> [GOAL]: Copy each line in the data that includes the word "triangle".

> [LISTED RECORDS]:
+++

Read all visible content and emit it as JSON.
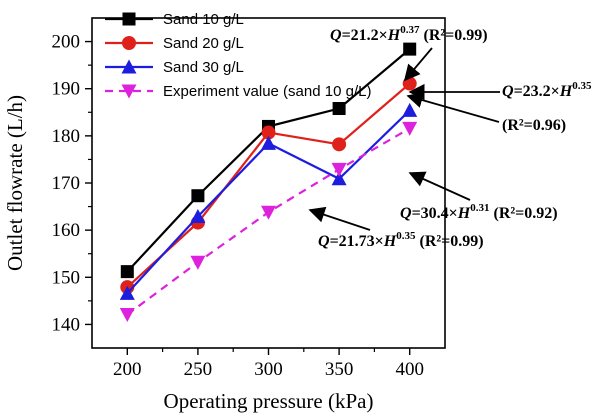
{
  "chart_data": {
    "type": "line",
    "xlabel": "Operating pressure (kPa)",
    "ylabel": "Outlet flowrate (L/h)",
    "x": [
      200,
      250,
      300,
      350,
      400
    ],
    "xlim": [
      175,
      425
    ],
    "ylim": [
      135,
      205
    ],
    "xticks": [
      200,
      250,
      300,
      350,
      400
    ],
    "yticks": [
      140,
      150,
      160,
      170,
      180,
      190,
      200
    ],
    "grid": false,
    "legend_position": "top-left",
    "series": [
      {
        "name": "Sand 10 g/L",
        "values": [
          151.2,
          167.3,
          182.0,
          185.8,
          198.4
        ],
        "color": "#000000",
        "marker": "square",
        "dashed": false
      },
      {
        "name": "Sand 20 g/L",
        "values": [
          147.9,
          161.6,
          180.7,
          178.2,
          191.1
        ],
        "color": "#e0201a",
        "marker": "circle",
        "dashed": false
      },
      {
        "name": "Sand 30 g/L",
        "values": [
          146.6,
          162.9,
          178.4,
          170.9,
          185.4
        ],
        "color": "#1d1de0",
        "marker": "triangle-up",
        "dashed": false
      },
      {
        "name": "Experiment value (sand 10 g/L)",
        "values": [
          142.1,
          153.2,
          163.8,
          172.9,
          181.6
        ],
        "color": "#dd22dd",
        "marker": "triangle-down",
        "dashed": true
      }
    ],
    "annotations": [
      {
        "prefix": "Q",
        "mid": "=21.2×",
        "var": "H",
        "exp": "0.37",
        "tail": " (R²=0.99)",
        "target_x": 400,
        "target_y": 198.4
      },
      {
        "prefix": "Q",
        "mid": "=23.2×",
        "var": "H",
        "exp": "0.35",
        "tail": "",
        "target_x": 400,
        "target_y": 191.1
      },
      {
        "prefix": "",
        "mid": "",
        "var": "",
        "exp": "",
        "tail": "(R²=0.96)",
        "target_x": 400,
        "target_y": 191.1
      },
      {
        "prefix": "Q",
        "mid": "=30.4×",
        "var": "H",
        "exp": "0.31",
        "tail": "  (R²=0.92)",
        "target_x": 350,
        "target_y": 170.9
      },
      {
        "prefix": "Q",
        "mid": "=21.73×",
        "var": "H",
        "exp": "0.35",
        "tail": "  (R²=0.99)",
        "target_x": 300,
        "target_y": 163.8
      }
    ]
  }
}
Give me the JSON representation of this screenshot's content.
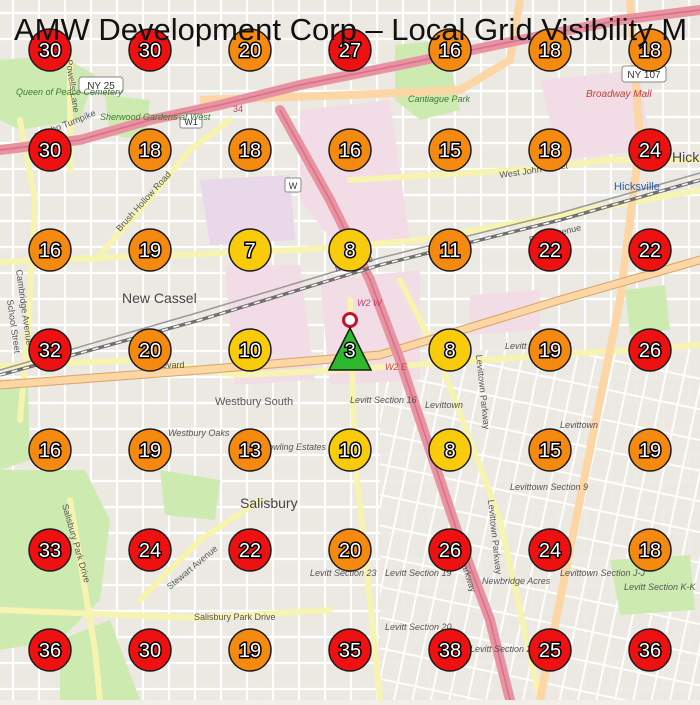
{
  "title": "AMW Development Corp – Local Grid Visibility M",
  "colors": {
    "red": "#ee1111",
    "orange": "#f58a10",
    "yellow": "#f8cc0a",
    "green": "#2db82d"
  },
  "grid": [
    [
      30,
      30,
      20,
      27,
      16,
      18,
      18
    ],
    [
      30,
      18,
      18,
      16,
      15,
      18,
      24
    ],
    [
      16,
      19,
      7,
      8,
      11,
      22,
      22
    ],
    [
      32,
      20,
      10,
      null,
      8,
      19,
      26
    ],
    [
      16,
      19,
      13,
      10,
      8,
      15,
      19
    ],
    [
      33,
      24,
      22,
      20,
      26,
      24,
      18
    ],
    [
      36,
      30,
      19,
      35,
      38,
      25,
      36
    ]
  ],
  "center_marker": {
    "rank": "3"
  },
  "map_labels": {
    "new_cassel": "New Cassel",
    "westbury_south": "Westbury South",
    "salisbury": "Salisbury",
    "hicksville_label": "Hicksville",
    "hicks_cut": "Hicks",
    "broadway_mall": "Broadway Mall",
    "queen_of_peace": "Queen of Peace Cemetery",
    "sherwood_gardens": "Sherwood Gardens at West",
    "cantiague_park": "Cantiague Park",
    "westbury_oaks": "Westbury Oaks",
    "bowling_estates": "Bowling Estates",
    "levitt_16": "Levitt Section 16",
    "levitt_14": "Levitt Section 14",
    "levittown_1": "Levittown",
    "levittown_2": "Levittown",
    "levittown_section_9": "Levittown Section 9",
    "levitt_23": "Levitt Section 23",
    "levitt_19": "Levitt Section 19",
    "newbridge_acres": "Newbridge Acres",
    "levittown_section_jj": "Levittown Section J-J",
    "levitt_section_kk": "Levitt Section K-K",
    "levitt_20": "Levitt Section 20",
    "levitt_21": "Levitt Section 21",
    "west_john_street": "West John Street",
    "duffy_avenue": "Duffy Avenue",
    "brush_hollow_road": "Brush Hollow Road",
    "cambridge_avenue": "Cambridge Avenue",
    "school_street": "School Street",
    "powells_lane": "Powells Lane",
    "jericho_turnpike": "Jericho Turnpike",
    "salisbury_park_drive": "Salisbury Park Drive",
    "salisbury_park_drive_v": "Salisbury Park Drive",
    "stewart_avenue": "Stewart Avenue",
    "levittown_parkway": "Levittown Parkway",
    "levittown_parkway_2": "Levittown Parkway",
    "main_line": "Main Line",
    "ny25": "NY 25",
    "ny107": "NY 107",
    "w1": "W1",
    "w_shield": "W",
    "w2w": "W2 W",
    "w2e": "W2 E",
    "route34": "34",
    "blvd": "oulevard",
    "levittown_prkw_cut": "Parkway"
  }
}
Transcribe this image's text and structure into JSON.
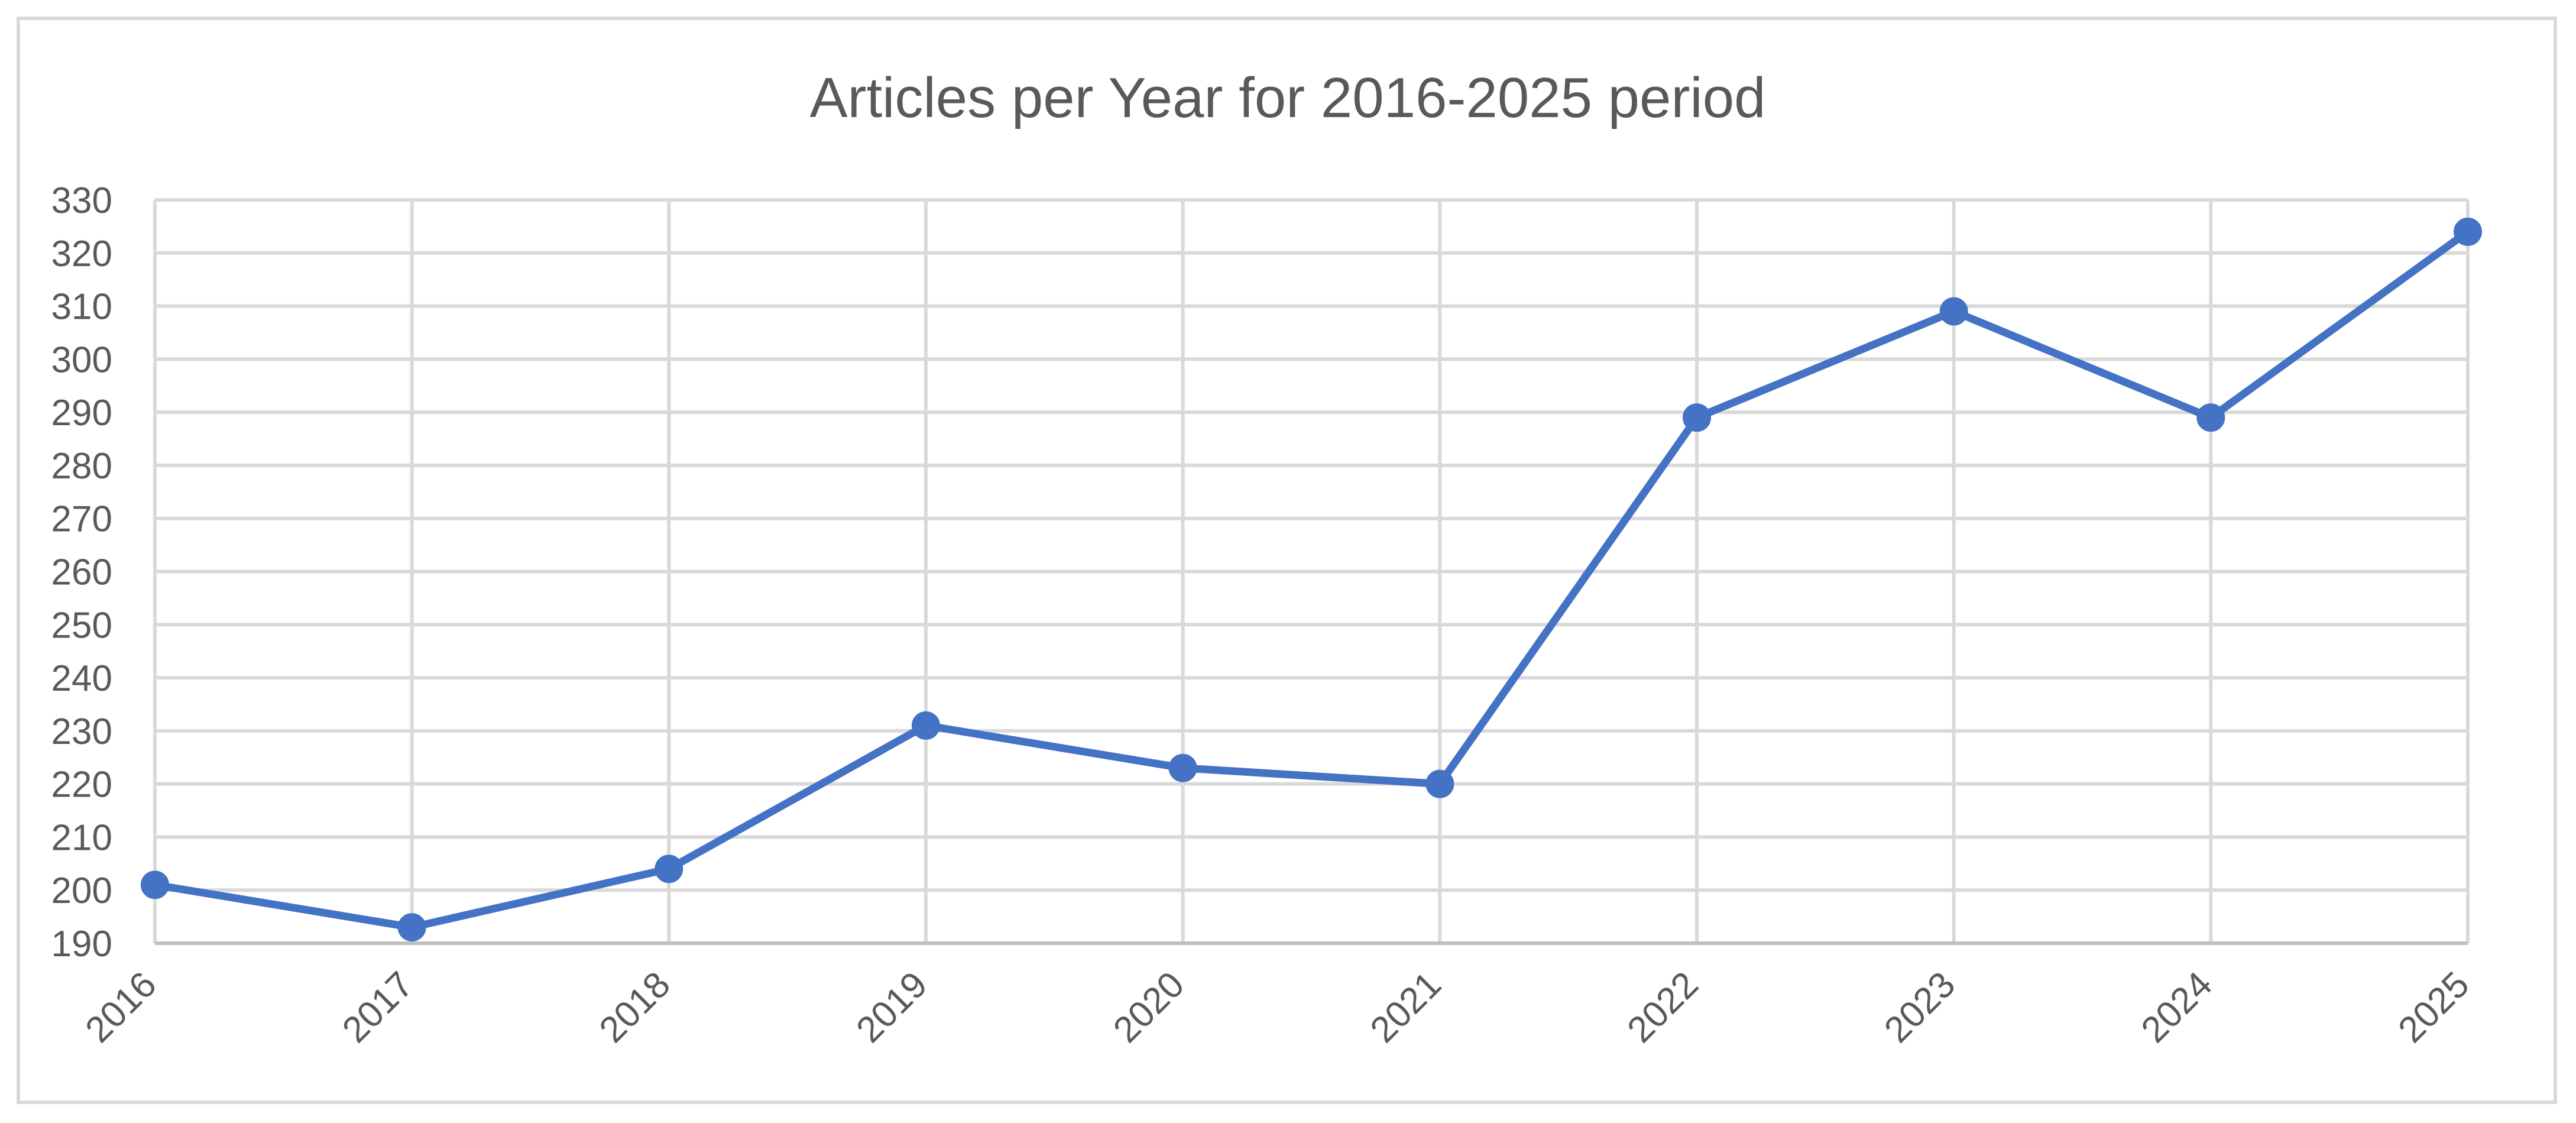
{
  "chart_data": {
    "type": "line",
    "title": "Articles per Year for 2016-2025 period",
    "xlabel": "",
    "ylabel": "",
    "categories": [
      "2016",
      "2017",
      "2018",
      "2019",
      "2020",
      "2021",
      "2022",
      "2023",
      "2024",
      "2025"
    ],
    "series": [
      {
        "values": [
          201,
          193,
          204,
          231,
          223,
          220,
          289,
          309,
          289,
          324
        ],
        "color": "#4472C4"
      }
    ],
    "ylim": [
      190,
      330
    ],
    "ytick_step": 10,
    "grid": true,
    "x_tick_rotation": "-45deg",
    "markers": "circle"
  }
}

+++

> [THE REPLY]:
        "marker": "triangle-up",
        "marker": "triangle-down",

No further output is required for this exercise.